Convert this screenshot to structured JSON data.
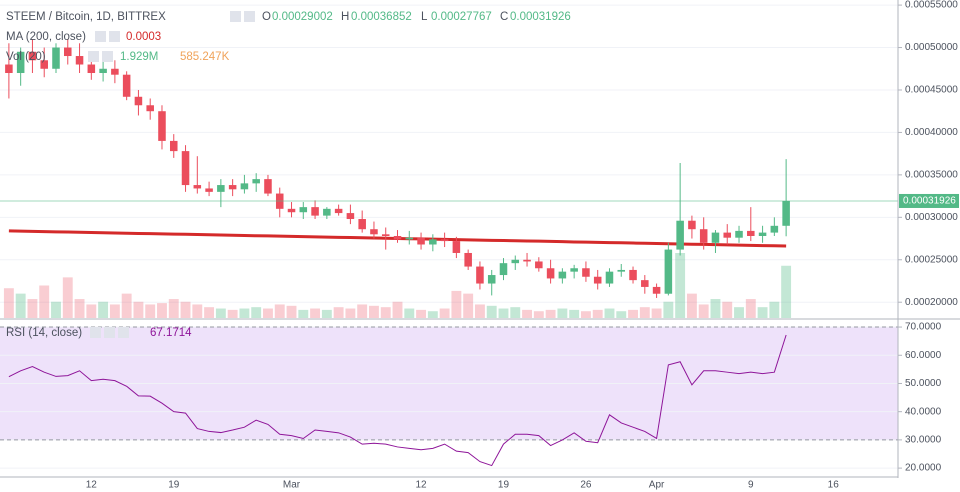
{
  "chart_data": [
    {
      "type": "candlestick",
      "title": "STEEM / Bitcoin, 1D, BITTREX",
      "ohlc_labels": [
        "O",
        "H",
        "L",
        "C"
      ],
      "categories": [
        null,
        null,
        null,
        null,
        null,
        null,
        null,
        "12",
        null,
        null,
        null,
        null,
        null,
        null,
        "19",
        null,
        null,
        null,
        null,
        null,
        null,
        null,
        null,
        null,
        "Mar",
        null,
        null,
        null,
        null,
        null,
        null,
        null,
        null,
        null,
        null,
        "12",
        null,
        null,
        null,
        null,
        null,
        null,
        "19",
        null,
        null,
        null,
        null,
        null,
        null,
        "26",
        null,
        null,
        null,
        null,
        null,
        "Apr",
        null,
        null,
        null,
        null,
        null,
        null,
        null,
        "9",
        null,
        null,
        null,
        null,
        null,
        null,
        "16",
        null,
        null,
        null,
        null,
        null
      ],
      "open": [
        0.00048,
        0.00047,
        0.000495,
        0.000485,
        0.000475,
        0.0005,
        0.00049,
        0.00048,
        0.00047,
        0.000475,
        0.000468,
        0.000442,
        0.000432,
        0.000425,
        0.00039,
        0.000378,
        0.000338,
        0.000334,
        0.00033,
        0.000338,
        0.000333,
        0.00034,
        0.000345,
        0.000328,
        0.00031,
        0.000306,
        0.000312,
        0.000302,
        0.00031,
        0.000305,
        0.000298,
        0.000286,
        0.00028,
        0.000278,
        0.000274,
        0.000276,
        0.000268,
        0.000274,
        0.000272,
        0.000258,
        0.000242,
        0.000222,
        0.000232,
        0.000246,
        0.00025,
        0.000248,
        0.00024,
        0.000228,
        0.000236,
        0.00024,
        0.00023,
        0.000222,
        0.000236,
        0.000238,
        0.000226,
        0.000218,
        0.00021,
        0.000262,
        0.000296,
        0.000286,
        0.00027,
        0.000282,
        0.000276,
        0.000284,
        0.000278,
        0.000282,
        0.00029002,
        null,
        null,
        null,
        null,
        null,
        null,
        null,
        null,
        null
      ],
      "high": [
        0.000505,
        0.0005,
        0.00051,
        0.0005,
        0.000505,
        0.00051,
        0.000505,
        0.000495,
        0.000485,
        0.000485,
        0.000472,
        0.00045,
        0.00044,
        0.000432,
        0.000398,
        0.000385,
        0.000372,
        0.000342,
        0.000345,
        0.000345,
        0.00035,
        0.000352,
        0.00035,
        0.000335,
        0.000318,
        0.000318,
        0.00032,
        0.000312,
        0.000315,
        0.000315,
        0.000308,
        0.000295,
        0.000288,
        0.000285,
        0.000284,
        0.000282,
        0.00028,
        0.000282,
        0.000277,
        0.000262,
        0.000248,
        0.000238,
        0.000252,
        0.000255,
        0.000258,
        0.000253,
        0.00025,
        0.00024,
        0.000244,
        0.000248,
        0.000238,
        0.00024,
        0.000245,
        0.000242,
        0.000232,
        0.000222,
        0.00027,
        0.000364,
        0.000302,
        0.0003,
        0.000285,
        0.000292,
        0.00029,
        0.000312,
        0.00029,
        0.0003,
        0.00036852,
        null,
        null,
        null,
        null,
        null,
        null,
        null,
        null,
        null
      ],
      "low": [
        0.00044,
        0.000455,
        0.00047,
        0.000465,
        0.00047,
        0.00048,
        0.00047,
        0.000462,
        0.00046,
        0.000458,
        0.000438,
        0.00042,
        0.000415,
        0.00038,
        0.00037,
        0.00033,
        0.000328,
        0.000325,
        0.000312,
        0.000325,
        0.000328,
        0.00033,
        0.000325,
        0.0003,
        0.0003,
        0.000298,
        0.000298,
        0.000298,
        0.000302,
        0.000292,
        0.000282,
        0.000275,
        0.000262,
        0.00027,
        0.000268,
        0.000262,
        0.00026,
        0.000265,
        0.000252,
        0.000238,
        0.000215,
        0.000208,
        0.000226,
        0.000238,
        0.000242,
        0.000236,
        0.000222,
        0.000222,
        0.000228,
        0.000224,
        0.000215,
        0.000218,
        0.00023,
        0.000222,
        0.00021,
        0.000205,
        0.000208,
        0.000255,
        0.000275,
        0.000262,
        0.000258,
        0.000268,
        0.00027,
        0.000272,
        0.00027,
        0.000278,
        0.00027767,
        null,
        null,
        null,
        null,
        null,
        null,
        null,
        null,
        null
      ],
      "close": [
        0.00047,
        0.000495,
        0.000485,
        0.000475,
        0.0005,
        0.00049,
        0.00048,
        0.00047,
        0.000475,
        0.000468,
        0.000442,
        0.000432,
        0.000425,
        0.00039,
        0.000378,
        0.000338,
        0.000334,
        0.00033,
        0.000338,
        0.000333,
        0.00034,
        0.000345,
        0.000328,
        0.00031,
        0.000306,
        0.000312,
        0.000302,
        0.00031,
        0.000305,
        0.000298,
        0.000286,
        0.00028,
        0.000278,
        0.000274,
        0.000276,
        0.000268,
        0.000274,
        0.000272,
        0.000258,
        0.000242,
        0.000222,
        0.000232,
        0.000246,
        0.00025,
        0.000248,
        0.00024,
        0.000228,
        0.000236,
        0.00024,
        0.00023,
        0.000222,
        0.000236,
        0.000238,
        0.000226,
        0.000218,
        0.00021,
        0.000262,
        0.000296,
        0.000286,
        0.00027,
        0.000282,
        0.000276,
        0.000284,
        0.000278,
        0.000282,
        0.00029,
        0.00031926,
        null,
        null,
        null,
        null,
        null,
        null,
        null,
        null,
        null
      ],
      "up_color": "#53b987",
      "down_color": "#eb4d5c",
      "ylim": [
        0.0001814,
        0.000556
      ],
      "yticks": [
        {
          "value": 0.0002,
          "label": "0.00020000"
        },
        {
          "value": 0.00025,
          "label": "0.00025000"
        },
        {
          "value": 0.0003,
          "label": "0.00030000"
        },
        {
          "value": 0.00035,
          "label": "0.00035000"
        },
        {
          "value": 0.0004,
          "label": "0.00040000"
        },
        {
          "value": 0.00045,
          "label": "0.00045000"
        },
        {
          "value": 0.0005,
          "label": "0.00050000"
        },
        {
          "value": 0.00055,
          "label": "0.00055000"
        }
      ],
      "grid": true,
      "overlays": [
        {
          "name": "MA (200, close)",
          "value_label": "0.0003",
          "color": "#d42a2a",
          "values": [
            0.000284,
            0.0002837,
            0.0002835,
            0.0002832,
            0.0002829,
            0.0002827,
            0.0002824,
            0.0002821,
            0.0002818,
            0.0002816,
            0.0002813,
            0.000281,
            0.0002808,
            0.0002805,
            0.0002802,
            0.00028,
            0.0002797,
            0.0002794,
            0.0002791,
            0.0002789,
            0.0002786,
            0.0002783,
            0.0002781,
            0.0002778,
            0.0002775,
            0.0002773,
            0.000277,
            0.0002767,
            0.0002764,
            0.0002762,
            0.0002759,
            0.0002756,
            0.0002754,
            0.0002751,
            0.0002748,
            0.0002746,
            0.0002743,
            0.000274,
            0.0002737,
            0.0002735,
            0.0002732,
            0.0002729,
            0.0002727,
            0.0002724,
            0.0002721,
            0.0002719,
            0.0002716,
            0.0002713,
            0.000271,
            0.0002708,
            0.0002705,
            0.0002702,
            0.00027,
            0.0002697,
            0.0002694,
            0.0002692,
            0.0002689,
            0.0002686,
            0.0002683,
            0.0002681,
            0.0002678,
            0.0002675,
            0.0002673,
            0.000267,
            0.0002667,
            0.0002665,
            0.0002662,
            null,
            null,
            null,
            null,
            null,
            null,
            null,
            null,
            null
          ]
        }
      ],
      "volume": {
        "name": "Vol (20)",
        "value_label": "1.929M",
        "ma_label": "585.247K",
        "ma_color": "#f0a35a",
        "values": [
          1100000,
          900000,
          700000,
          1200000,
          600000,
          1500000,
          700000,
          500000,
          600000,
          500000,
          900000,
          600000,
          500000,
          550000,
          700000,
          600000,
          500000,
          400000,
          350000,
          300000,
          350000,
          400000,
          350000,
          500000,
          450000,
          300000,
          350000,
          300000,
          400000,
          350000,
          500000,
          450000,
          400000,
          600000,
          350000,
          300000,
          250000,
          350000,
          1000000,
          900000,
          500000,
          450000,
          350000,
          400000,
          300000,
          250000,
          300000,
          350000,
          300000,
          250000,
          300000,
          350000,
          250000,
          300000,
          400000,
          350000,
          600000,
          2400000,
          900000,
          500000,
          700000,
          600000,
          400000,
          700000,
          400000,
          600000,
          1929000,
          null,
          null,
          null,
          null,
          null,
          null,
          null,
          null,
          null
        ]
      }
    },
    {
      "type": "line",
      "title": "RSI (14, close)",
      "color": "#8e1599",
      "values": [
        52.4,
        54.5,
        56,
        54,
        52.5,
        52.8,
        54.5,
        51,
        51.5,
        51,
        49,
        45.6,
        45.5,
        43,
        40,
        39.5,
        34,
        33,
        32.6,
        33.5,
        34.5,
        37,
        35.5,
        32,
        31.5,
        30.5,
        33.5,
        33,
        32.5,
        31,
        28.5,
        28.8,
        28.5,
        27.5,
        27,
        26.5,
        27,
        28.5,
        26,
        25.5,
        22.3,
        20.9,
        28.5,
        32,
        32,
        31.5,
        28,
        30,
        32.5,
        29.5,
        29,
        38.9,
        36,
        34.5,
        33,
        30.5,
        56.6,
        57.7,
        49.5,
        54.5,
        54.5,
        54,
        53.5,
        54,
        53.5,
        54,
        67.1714,
        null,
        null,
        null,
        null,
        null,
        null,
        null,
        null,
        null
      ],
      "ylim": [
        17.2,
        72.5
      ],
      "yticks": [
        {
          "value": 20,
          "label": "20.0000"
        },
        {
          "value": 30,
          "label": "30.0000"
        },
        {
          "value": 40,
          "label": "40.0000"
        },
        {
          "value": 50,
          "label": "50.0000"
        },
        {
          "value": 60,
          "label": "60.0000"
        },
        {
          "value": 70,
          "label": "70.0000"
        }
      ],
      "band": [
        30,
        70
      ],
      "band_color": "#eee2fa"
    }
  ]
}
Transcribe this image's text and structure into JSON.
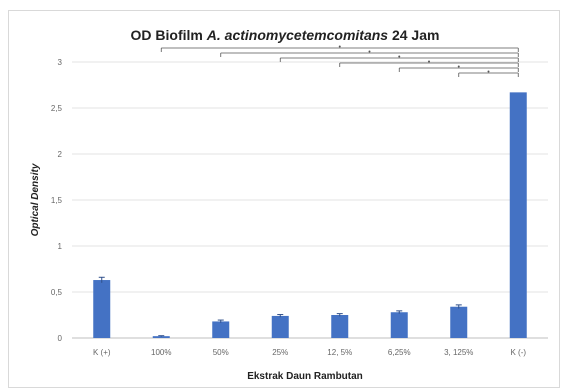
{
  "chart_data": {
    "type": "bar",
    "title_parts": [
      "OD Biofilm ",
      "A. actinomycetemcomitans",
      " 24 Jam"
    ],
    "xlabel": "Ekstrak Daun Rambutan",
    "ylabel": "Optical Density",
    "categories": [
      "K (+)",
      "100%",
      "50%",
      "25%",
      "12, 5%",
      "6,25%",
      "3, 125%",
      "K (-)"
    ],
    "values": [
      0.63,
      0.02,
      0.18,
      0.24,
      0.25,
      0.28,
      0.34,
      2.67
    ],
    "errors": [
      0.03,
      0.005,
      0.015,
      0.015,
      0.015,
      0.015,
      0.02,
      0.0
    ],
    "ylim": [
      0,
      3
    ],
    "yticks": [
      "0",
      "0,5",
      "1",
      "1,5",
      "2",
      "2,5",
      "3"
    ],
    "ytick_values": [
      0,
      0.5,
      1,
      1.5,
      2,
      2.5,
      3
    ],
    "grid": true,
    "bar_color": "#4472c4",
    "significance_brackets_to_last_bar": [
      1,
      2,
      3,
      4,
      5,
      6
    ]
  }
}
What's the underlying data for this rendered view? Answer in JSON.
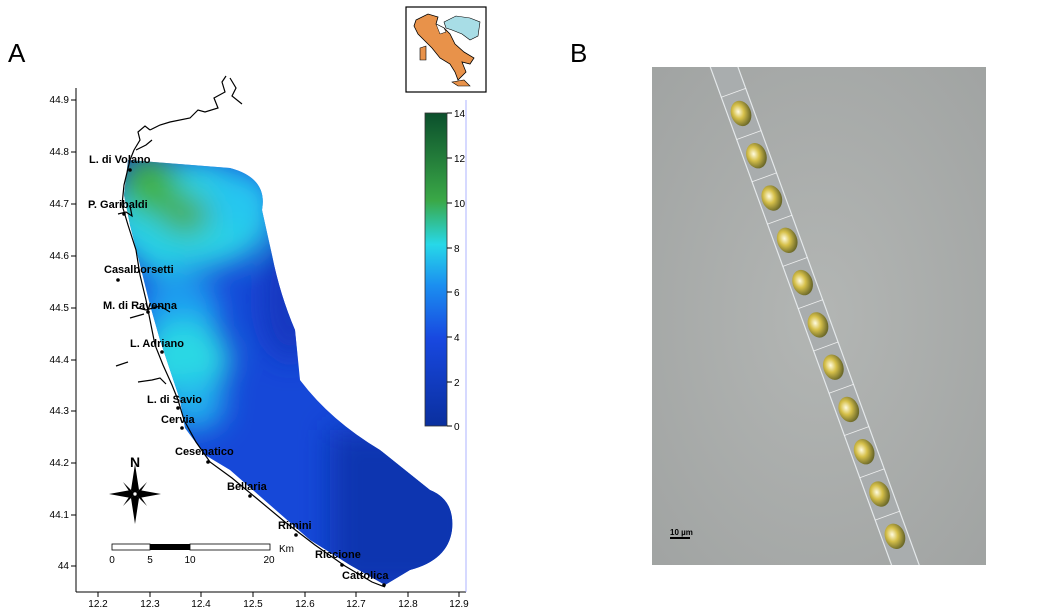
{
  "panels": {
    "left": "A",
    "right": "B"
  },
  "axes": {
    "x_ticks": [
      "12.2",
      "12.3",
      "12.4",
      "12.5",
      "12.6",
      "12.7",
      "12.8",
      "12.9"
    ],
    "y_ticks": [
      "44.9",
      "44.8",
      "44.7",
      "44.6",
      "44.5",
      "44.4",
      "44.3",
      "44.2",
      "44.1",
      "44"
    ]
  },
  "colorbar": {
    "ticks": [
      "14",
      "12",
      "10",
      "8",
      "6",
      "4",
      "2",
      "0"
    ],
    "colors": {
      "low": "#0a2f9e",
      "mid": "#1848e0",
      "cyan": "#27d8e8",
      "green": "#3aa847",
      "high": "#0b4f2c"
    }
  },
  "places": [
    "L. di Volano",
    "P. Garibaldi",
    "Casalborsetti",
    "M. di Ravenna",
    "L. Adriano",
    "L. di Savio",
    "Cervia",
    "Cesenatico",
    "Bellaria",
    "Rimini",
    "Riccione",
    "Cattolica"
  ],
  "compass": {
    "label": "N"
  },
  "scalebar": {
    "ticks": [
      "0",
      "5",
      "10",
      "20"
    ],
    "unit": "Km"
  },
  "inset": {
    "region_color": "#e8924a",
    "sea_color": "#a8dde6"
  },
  "micrograph": {
    "scale_label": "10 µm"
  }
}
********************
Directions for this task | Pick out each line containing "JSON" and report it.

Complete response |
Convert this screenshot to structured JSON data.
Transcribe this image's text and structure into JSON.
What's the underlying data for this rendered view? Answer in JSON.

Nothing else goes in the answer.